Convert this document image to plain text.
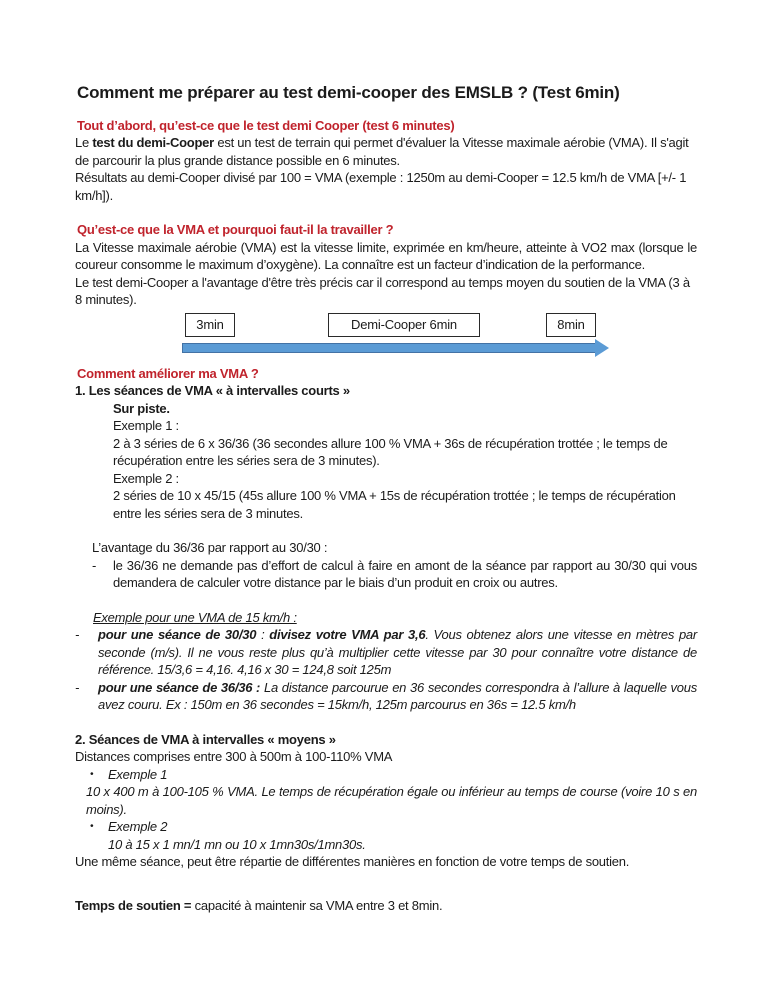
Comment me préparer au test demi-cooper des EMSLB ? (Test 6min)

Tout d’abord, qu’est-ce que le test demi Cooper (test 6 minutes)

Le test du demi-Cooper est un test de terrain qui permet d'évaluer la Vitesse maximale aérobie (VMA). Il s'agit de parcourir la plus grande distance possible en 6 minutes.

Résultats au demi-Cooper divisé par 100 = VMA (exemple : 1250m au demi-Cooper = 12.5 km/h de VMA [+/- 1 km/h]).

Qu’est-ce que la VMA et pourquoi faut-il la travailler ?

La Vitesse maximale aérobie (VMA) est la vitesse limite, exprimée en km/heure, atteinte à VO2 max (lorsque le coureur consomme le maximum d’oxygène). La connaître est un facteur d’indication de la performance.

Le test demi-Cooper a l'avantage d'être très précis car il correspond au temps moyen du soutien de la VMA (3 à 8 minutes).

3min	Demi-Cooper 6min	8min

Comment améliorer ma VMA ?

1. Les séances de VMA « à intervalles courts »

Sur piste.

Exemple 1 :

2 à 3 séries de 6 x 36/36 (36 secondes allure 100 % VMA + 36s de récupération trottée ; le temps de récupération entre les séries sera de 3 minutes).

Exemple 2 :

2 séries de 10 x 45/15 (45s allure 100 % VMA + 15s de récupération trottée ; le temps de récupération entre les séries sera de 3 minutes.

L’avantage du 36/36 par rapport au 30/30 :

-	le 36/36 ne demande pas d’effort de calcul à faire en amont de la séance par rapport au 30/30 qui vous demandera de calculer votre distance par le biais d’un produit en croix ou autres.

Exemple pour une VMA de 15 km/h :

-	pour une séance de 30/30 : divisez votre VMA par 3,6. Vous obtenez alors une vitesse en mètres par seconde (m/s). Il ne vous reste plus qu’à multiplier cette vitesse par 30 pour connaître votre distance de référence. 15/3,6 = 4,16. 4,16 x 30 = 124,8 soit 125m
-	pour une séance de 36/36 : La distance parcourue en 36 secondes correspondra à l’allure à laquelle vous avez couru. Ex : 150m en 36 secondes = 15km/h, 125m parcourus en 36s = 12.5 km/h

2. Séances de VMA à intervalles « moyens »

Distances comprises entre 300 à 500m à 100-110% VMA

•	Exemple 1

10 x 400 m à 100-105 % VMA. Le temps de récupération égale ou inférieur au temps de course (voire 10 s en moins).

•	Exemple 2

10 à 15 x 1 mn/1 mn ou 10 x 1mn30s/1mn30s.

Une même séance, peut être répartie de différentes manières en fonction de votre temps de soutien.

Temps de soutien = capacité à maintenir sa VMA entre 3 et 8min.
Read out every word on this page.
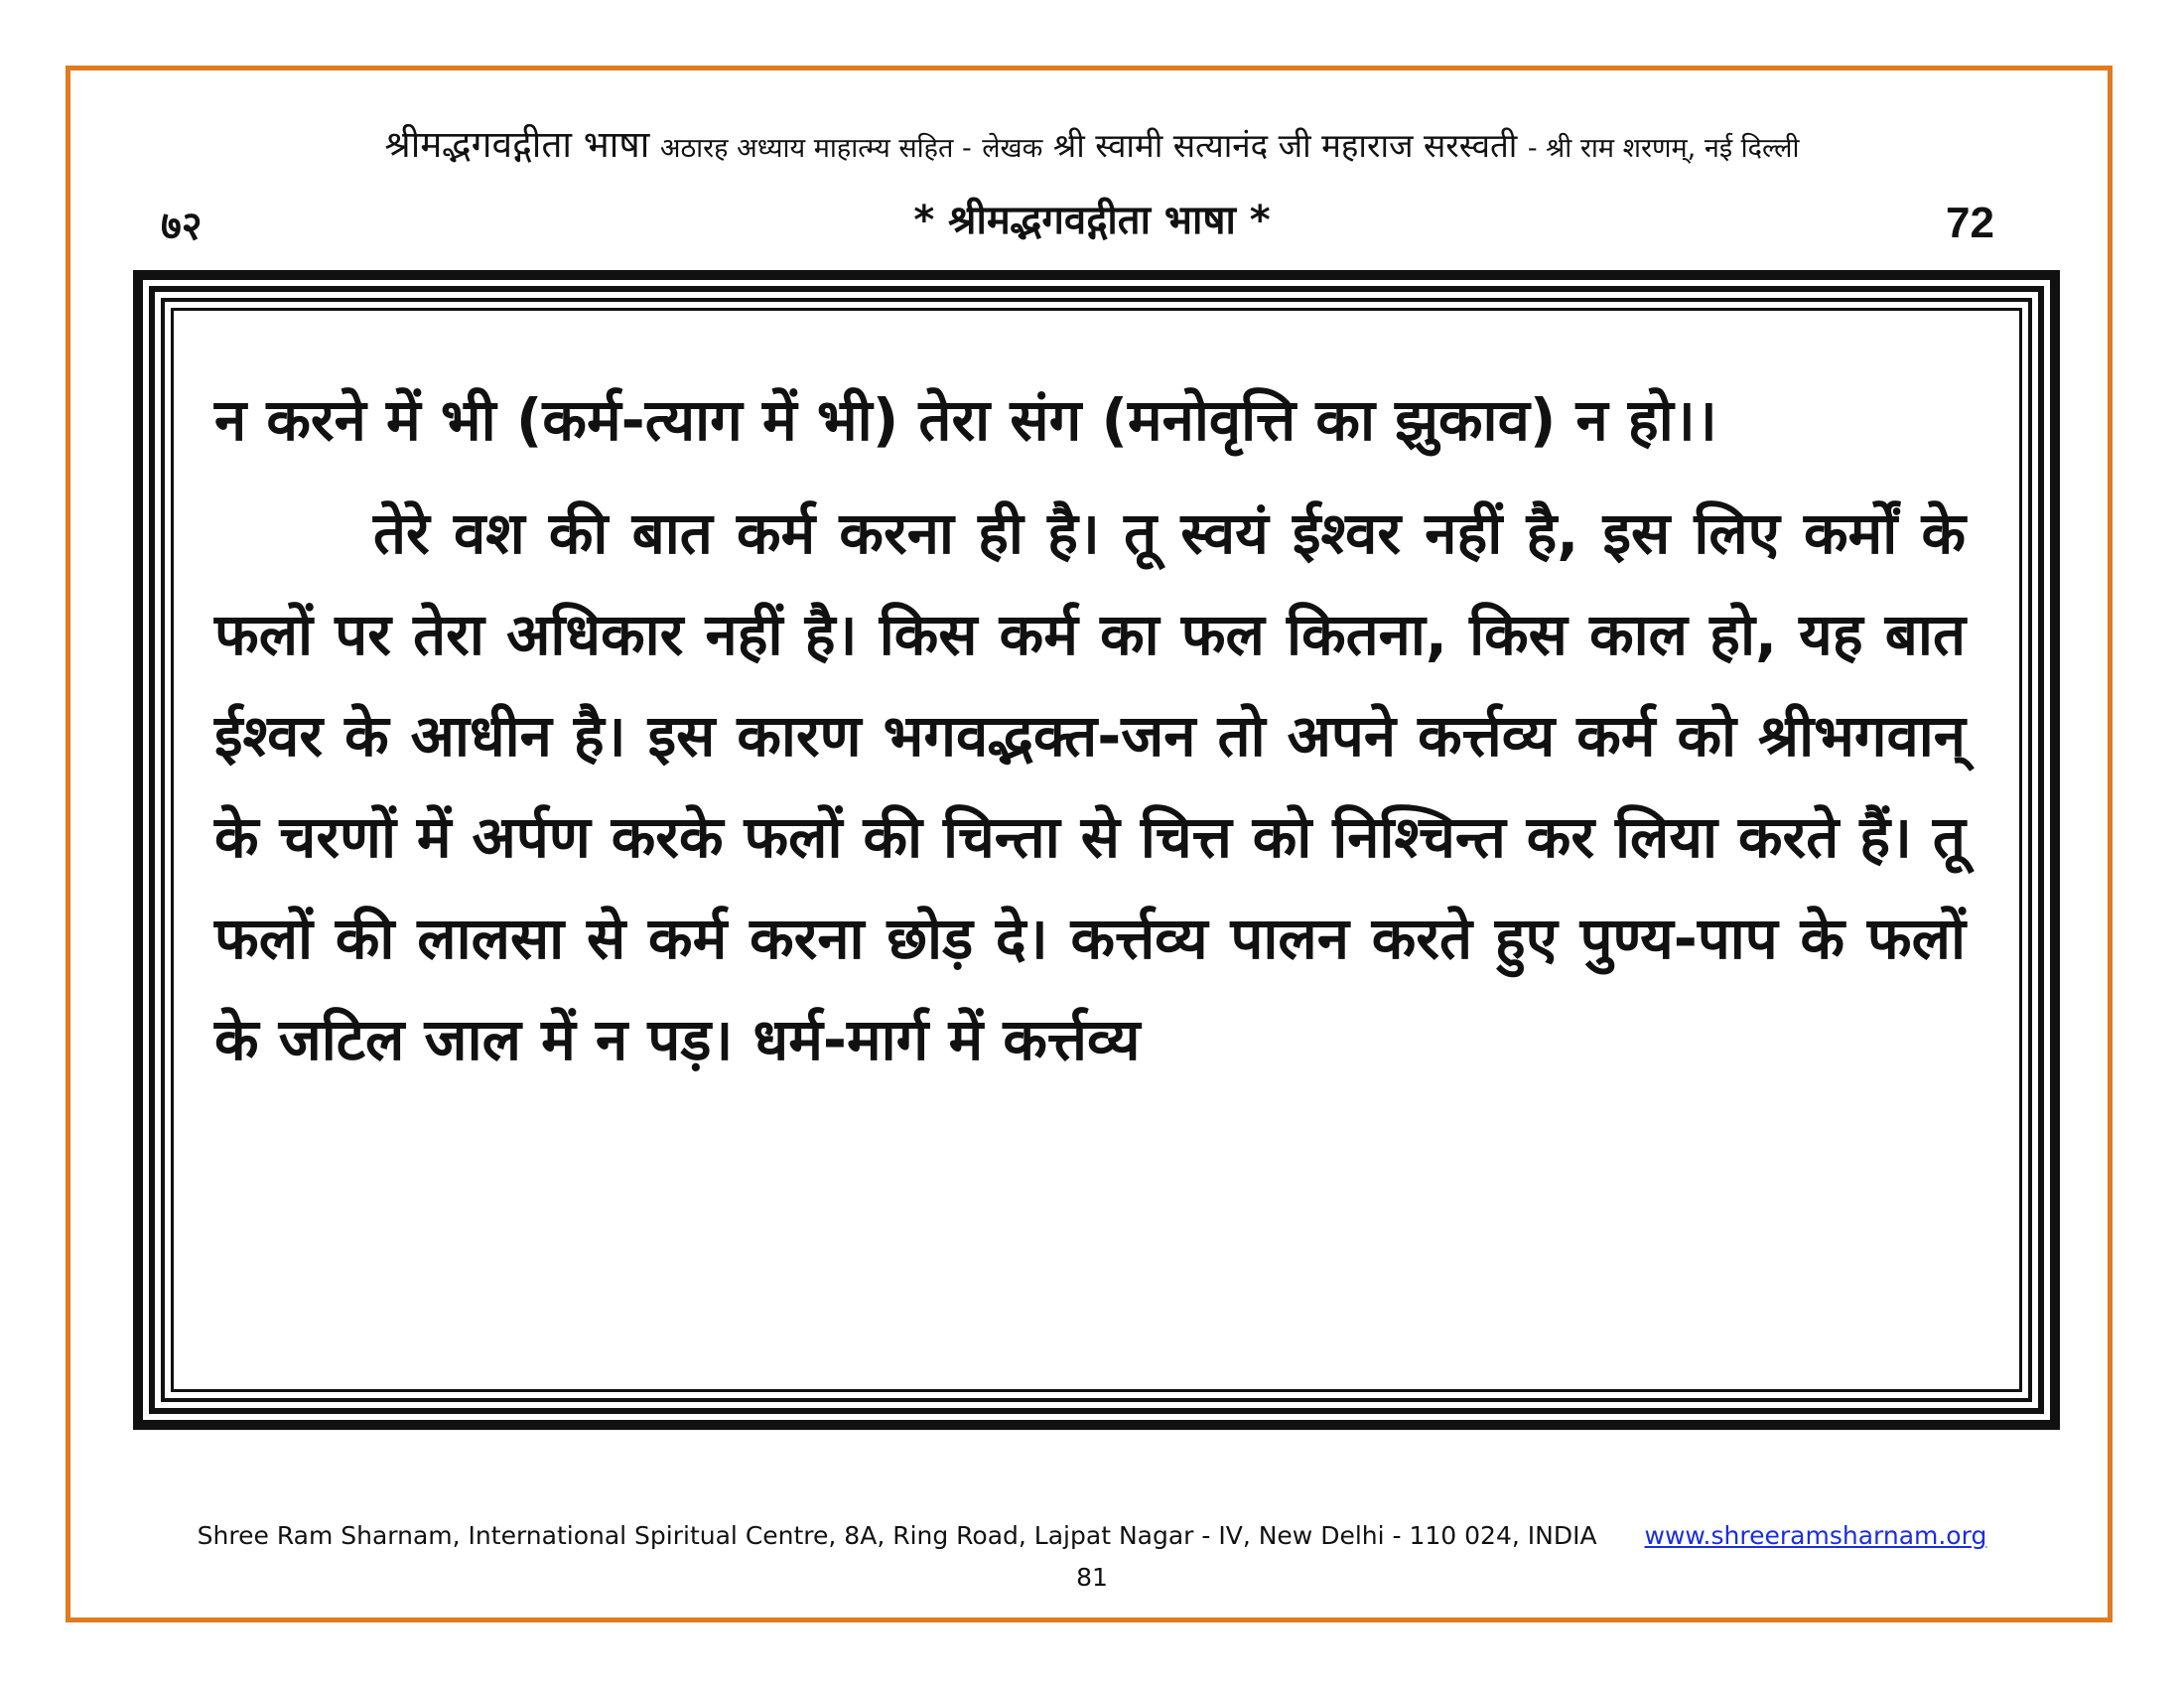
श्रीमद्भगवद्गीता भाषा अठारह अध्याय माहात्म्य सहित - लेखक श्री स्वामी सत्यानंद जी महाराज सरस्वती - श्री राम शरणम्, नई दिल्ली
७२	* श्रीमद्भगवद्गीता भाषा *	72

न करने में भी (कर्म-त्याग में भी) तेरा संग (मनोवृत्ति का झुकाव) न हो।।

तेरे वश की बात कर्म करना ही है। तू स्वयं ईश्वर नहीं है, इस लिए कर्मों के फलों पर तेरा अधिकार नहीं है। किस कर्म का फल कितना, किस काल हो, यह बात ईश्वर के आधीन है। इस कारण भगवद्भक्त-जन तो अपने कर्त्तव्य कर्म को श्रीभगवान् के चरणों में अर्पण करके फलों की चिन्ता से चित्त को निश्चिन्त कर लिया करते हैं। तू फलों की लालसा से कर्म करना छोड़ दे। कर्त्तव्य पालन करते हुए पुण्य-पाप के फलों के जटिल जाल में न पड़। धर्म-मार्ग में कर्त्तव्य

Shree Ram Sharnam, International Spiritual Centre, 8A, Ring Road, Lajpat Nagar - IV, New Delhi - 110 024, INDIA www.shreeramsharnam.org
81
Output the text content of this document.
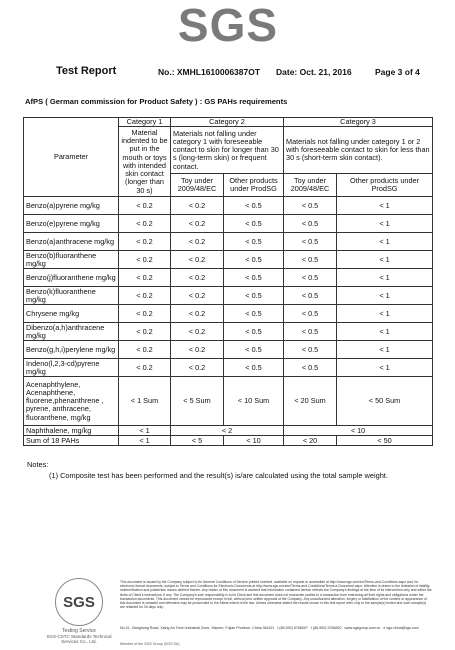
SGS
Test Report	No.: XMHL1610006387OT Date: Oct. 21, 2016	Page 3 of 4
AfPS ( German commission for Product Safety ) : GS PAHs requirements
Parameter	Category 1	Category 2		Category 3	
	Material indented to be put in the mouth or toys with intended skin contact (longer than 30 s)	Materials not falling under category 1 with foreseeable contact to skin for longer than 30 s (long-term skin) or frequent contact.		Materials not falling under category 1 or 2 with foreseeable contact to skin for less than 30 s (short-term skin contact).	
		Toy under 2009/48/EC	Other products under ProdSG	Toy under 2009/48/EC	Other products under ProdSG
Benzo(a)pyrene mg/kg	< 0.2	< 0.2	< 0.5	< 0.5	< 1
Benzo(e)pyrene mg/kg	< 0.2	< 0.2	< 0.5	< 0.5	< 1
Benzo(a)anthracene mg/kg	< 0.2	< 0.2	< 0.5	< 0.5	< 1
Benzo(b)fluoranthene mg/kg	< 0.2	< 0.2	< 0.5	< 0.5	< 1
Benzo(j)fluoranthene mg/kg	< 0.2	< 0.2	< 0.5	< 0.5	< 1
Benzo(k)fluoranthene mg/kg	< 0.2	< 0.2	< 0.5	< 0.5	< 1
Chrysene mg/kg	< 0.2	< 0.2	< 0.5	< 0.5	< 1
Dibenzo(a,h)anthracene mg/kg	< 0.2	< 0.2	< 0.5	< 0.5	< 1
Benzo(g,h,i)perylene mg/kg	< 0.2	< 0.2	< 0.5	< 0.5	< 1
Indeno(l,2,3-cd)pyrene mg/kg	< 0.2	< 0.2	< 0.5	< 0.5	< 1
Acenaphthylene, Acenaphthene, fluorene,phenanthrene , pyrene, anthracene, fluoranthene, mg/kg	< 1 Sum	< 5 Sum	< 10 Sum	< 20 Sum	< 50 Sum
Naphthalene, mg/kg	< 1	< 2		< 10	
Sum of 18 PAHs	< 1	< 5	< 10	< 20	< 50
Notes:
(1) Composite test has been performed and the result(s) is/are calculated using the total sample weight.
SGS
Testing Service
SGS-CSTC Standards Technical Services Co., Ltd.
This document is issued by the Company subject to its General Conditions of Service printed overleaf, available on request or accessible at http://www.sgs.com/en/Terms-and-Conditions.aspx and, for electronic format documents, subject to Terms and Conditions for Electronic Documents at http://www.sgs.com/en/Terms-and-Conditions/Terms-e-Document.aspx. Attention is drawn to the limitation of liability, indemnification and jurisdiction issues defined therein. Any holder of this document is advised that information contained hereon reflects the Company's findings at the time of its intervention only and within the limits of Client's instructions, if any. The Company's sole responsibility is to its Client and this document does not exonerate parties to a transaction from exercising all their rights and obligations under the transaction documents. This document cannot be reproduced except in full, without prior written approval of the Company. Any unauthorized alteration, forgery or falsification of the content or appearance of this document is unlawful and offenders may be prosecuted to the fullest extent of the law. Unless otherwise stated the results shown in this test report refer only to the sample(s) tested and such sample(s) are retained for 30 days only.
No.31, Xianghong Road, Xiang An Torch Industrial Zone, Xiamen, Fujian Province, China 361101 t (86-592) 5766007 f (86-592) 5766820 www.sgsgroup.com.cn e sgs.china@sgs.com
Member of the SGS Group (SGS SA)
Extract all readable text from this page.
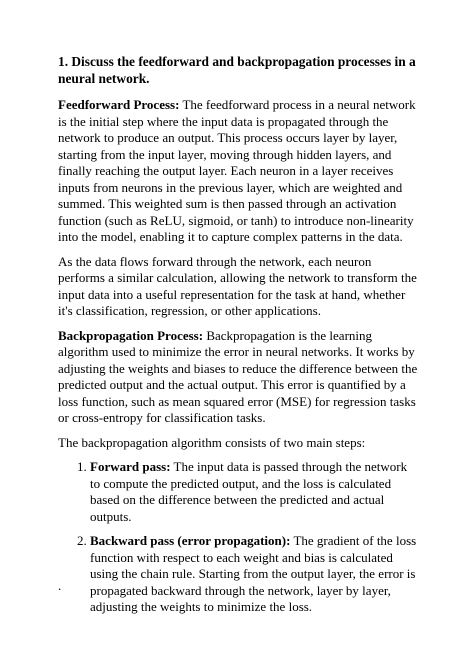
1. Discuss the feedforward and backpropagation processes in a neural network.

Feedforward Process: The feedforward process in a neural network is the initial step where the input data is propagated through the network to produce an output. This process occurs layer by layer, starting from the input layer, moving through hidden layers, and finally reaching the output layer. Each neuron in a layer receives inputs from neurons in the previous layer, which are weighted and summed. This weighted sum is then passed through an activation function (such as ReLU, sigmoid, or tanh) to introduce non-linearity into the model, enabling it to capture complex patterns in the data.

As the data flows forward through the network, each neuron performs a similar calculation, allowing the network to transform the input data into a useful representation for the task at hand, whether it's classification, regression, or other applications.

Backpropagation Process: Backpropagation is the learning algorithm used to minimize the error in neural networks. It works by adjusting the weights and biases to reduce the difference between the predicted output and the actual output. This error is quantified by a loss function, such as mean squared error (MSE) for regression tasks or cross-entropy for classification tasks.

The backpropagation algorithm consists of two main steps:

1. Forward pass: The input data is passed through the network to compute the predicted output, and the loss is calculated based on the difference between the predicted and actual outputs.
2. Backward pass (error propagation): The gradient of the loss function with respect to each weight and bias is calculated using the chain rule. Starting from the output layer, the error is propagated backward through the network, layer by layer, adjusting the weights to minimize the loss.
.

WORK REQUIRED: Where a line above contains the string "séries", copy that line.

SOLUTION FOR THIS TASK:
2 à 3 séries de 6 x 36/36 (36 secondes allure 100 % VMA + 36s de récupération trottée ; le temps de récupération entre les séries sera de 3 minutes).
2 séries de 10 x 45/15 (45s allure 100 % VMA + 15s de récupération trottée ; le temps de récupération entre les séries sera de 3 minutes.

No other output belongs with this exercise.